Given information

◆ ◆ ◆ ◆ ◆

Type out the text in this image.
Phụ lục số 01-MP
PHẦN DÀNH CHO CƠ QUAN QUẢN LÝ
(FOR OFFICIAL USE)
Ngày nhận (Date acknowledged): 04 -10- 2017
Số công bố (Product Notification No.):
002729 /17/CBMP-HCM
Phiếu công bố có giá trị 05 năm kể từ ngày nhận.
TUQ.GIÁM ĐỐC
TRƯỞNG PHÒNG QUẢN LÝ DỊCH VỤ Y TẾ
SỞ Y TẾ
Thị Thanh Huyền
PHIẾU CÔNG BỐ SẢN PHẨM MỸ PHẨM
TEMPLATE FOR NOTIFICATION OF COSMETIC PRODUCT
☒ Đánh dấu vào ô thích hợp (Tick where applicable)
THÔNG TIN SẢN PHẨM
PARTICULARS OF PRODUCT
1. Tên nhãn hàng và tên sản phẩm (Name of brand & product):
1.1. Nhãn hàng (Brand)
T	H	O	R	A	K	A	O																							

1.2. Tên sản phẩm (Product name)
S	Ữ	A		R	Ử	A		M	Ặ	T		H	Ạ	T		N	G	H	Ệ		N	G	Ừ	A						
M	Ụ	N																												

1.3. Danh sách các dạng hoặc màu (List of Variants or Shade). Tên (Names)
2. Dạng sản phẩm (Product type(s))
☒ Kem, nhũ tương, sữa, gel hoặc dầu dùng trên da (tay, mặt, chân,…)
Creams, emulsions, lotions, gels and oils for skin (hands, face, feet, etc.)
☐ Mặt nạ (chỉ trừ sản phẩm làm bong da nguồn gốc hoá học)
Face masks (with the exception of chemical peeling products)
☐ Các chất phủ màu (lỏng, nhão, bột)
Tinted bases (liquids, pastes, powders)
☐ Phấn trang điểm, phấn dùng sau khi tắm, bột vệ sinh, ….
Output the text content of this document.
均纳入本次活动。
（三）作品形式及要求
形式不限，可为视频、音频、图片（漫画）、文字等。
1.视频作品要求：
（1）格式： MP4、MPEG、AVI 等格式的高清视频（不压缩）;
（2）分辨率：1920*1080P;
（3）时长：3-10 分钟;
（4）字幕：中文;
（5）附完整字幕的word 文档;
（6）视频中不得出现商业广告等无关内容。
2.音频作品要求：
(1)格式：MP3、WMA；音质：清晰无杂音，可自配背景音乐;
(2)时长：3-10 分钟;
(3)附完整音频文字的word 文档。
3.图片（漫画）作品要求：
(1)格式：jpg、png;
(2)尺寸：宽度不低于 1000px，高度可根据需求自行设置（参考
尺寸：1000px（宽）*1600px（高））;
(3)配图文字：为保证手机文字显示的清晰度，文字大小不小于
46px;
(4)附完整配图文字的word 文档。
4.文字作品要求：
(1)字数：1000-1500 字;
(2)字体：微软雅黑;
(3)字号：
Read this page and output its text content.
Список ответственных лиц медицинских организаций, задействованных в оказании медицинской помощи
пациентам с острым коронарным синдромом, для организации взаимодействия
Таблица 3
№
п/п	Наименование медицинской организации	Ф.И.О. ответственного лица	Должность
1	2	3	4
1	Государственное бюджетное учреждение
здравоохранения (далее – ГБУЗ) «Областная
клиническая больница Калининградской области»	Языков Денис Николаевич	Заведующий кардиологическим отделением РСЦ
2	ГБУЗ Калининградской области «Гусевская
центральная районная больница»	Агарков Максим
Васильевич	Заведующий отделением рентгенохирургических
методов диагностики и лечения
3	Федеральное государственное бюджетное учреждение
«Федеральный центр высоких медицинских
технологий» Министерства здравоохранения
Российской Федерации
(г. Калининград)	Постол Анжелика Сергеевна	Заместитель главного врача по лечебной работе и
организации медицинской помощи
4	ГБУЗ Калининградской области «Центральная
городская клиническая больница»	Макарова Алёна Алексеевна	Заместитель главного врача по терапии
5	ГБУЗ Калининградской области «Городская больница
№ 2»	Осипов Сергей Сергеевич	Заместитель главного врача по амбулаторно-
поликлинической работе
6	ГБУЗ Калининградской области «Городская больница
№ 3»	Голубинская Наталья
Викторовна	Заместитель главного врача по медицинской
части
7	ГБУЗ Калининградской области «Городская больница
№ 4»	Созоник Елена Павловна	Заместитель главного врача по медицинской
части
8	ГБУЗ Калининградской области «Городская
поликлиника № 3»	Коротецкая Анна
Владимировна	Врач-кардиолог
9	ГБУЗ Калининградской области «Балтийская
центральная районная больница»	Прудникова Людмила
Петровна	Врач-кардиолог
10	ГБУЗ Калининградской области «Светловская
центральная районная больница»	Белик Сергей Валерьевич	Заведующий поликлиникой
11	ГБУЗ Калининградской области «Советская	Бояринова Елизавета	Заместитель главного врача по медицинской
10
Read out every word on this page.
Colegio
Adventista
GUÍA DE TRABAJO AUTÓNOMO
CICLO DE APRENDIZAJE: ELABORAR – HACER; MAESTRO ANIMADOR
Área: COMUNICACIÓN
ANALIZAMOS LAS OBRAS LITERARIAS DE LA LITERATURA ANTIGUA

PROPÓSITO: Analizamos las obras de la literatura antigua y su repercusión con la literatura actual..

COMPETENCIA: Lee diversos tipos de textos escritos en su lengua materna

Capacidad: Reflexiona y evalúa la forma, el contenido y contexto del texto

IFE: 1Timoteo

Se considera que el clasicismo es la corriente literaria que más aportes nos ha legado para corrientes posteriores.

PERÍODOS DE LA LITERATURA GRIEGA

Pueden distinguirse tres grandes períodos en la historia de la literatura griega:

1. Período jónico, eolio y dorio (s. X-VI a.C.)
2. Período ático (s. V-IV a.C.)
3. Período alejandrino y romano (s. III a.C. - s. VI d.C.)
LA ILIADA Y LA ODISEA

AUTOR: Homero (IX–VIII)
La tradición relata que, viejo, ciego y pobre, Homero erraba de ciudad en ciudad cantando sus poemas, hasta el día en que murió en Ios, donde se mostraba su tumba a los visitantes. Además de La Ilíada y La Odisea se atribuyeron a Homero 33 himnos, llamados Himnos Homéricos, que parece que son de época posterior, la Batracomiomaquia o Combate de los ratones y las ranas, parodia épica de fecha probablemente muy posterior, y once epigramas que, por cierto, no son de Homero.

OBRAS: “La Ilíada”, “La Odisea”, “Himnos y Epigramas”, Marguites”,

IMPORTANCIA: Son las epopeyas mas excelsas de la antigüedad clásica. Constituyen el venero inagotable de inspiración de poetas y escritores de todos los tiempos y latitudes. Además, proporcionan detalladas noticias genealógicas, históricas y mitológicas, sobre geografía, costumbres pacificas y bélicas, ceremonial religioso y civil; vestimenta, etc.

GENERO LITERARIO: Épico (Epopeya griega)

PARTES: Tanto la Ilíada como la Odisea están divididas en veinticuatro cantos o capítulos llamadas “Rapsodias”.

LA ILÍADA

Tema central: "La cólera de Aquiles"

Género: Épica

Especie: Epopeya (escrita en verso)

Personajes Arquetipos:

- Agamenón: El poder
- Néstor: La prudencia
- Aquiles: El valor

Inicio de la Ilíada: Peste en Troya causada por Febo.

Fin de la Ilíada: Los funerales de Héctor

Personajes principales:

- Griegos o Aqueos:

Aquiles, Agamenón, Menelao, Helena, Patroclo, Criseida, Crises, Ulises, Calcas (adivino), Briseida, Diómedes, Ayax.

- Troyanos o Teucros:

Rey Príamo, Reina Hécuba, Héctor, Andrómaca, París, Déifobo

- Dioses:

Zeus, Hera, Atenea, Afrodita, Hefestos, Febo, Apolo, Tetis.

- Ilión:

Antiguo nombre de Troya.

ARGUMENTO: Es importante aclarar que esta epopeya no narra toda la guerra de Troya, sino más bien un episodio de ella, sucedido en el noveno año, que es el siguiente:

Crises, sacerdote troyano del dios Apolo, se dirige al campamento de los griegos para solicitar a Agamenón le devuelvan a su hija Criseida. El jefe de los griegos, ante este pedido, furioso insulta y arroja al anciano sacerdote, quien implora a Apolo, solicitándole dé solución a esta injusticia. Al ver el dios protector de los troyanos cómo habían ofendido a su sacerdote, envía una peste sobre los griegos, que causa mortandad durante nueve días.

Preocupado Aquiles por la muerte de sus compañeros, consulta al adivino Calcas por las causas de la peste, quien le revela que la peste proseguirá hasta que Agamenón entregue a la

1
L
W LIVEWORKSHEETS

◆ ◆ ◆ ◆ ◆

What the task requires
Collect the lines of the records that include the string "this".

Finished exercise
Type out the text in this image.
Output the text content of this document.
Read this page and output its text content.
Read out every word on this page.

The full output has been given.